## WRITTEN REQUEST
Examine the entries below, count the lines holding the string "العامة", and respond with the number only.

## Data entries
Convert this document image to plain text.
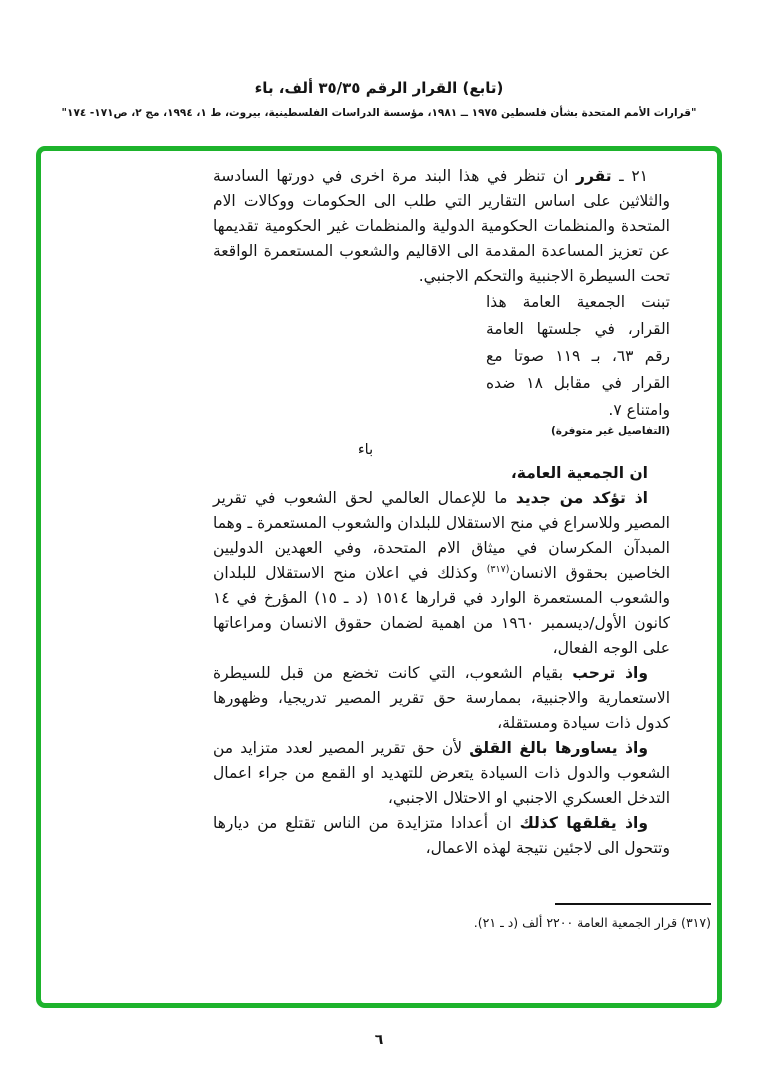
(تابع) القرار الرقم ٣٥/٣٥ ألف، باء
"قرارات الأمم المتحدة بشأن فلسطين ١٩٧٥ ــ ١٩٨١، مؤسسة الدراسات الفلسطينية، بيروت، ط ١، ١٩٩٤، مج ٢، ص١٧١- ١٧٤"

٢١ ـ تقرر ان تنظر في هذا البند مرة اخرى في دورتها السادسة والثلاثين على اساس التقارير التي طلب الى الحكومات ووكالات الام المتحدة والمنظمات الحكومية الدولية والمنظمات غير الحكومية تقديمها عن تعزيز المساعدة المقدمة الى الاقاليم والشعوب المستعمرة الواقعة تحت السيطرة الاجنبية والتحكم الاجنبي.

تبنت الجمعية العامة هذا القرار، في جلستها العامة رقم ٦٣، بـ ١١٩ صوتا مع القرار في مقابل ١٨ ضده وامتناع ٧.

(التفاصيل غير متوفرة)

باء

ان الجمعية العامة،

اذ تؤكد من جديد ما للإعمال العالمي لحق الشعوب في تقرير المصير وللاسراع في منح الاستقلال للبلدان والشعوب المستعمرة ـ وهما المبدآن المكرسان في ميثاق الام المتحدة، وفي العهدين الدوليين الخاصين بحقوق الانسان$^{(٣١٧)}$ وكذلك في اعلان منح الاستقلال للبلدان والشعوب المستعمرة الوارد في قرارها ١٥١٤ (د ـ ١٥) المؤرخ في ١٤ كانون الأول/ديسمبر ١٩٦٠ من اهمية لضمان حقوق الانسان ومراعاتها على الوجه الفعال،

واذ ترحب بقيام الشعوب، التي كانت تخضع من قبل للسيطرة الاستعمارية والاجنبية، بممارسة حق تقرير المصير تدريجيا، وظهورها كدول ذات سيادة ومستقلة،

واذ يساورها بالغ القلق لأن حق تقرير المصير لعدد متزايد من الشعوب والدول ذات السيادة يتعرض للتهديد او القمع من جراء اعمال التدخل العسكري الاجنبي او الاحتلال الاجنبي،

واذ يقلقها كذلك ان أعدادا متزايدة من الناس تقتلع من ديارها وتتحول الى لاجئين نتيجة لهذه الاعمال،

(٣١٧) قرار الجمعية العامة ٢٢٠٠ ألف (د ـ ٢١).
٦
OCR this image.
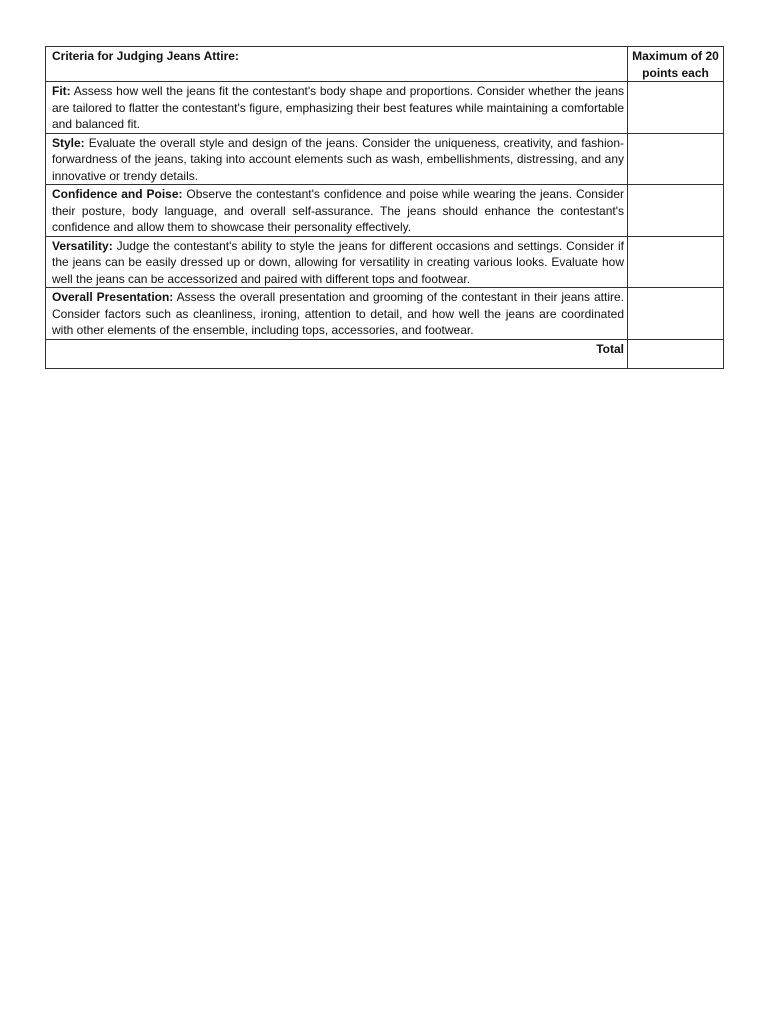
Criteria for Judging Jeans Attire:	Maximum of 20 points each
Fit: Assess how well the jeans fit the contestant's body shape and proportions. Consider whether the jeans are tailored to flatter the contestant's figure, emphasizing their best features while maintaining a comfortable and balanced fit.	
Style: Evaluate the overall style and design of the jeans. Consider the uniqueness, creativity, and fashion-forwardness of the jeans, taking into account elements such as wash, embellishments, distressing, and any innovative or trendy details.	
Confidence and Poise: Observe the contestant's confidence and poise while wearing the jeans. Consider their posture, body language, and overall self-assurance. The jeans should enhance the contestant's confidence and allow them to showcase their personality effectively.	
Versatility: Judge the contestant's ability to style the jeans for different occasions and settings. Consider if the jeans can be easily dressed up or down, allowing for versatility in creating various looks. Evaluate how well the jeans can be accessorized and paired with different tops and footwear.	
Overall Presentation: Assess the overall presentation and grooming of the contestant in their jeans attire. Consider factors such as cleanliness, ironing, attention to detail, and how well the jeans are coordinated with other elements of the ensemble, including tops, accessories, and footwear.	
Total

## ANSWER FOR THIS EXERCISE
3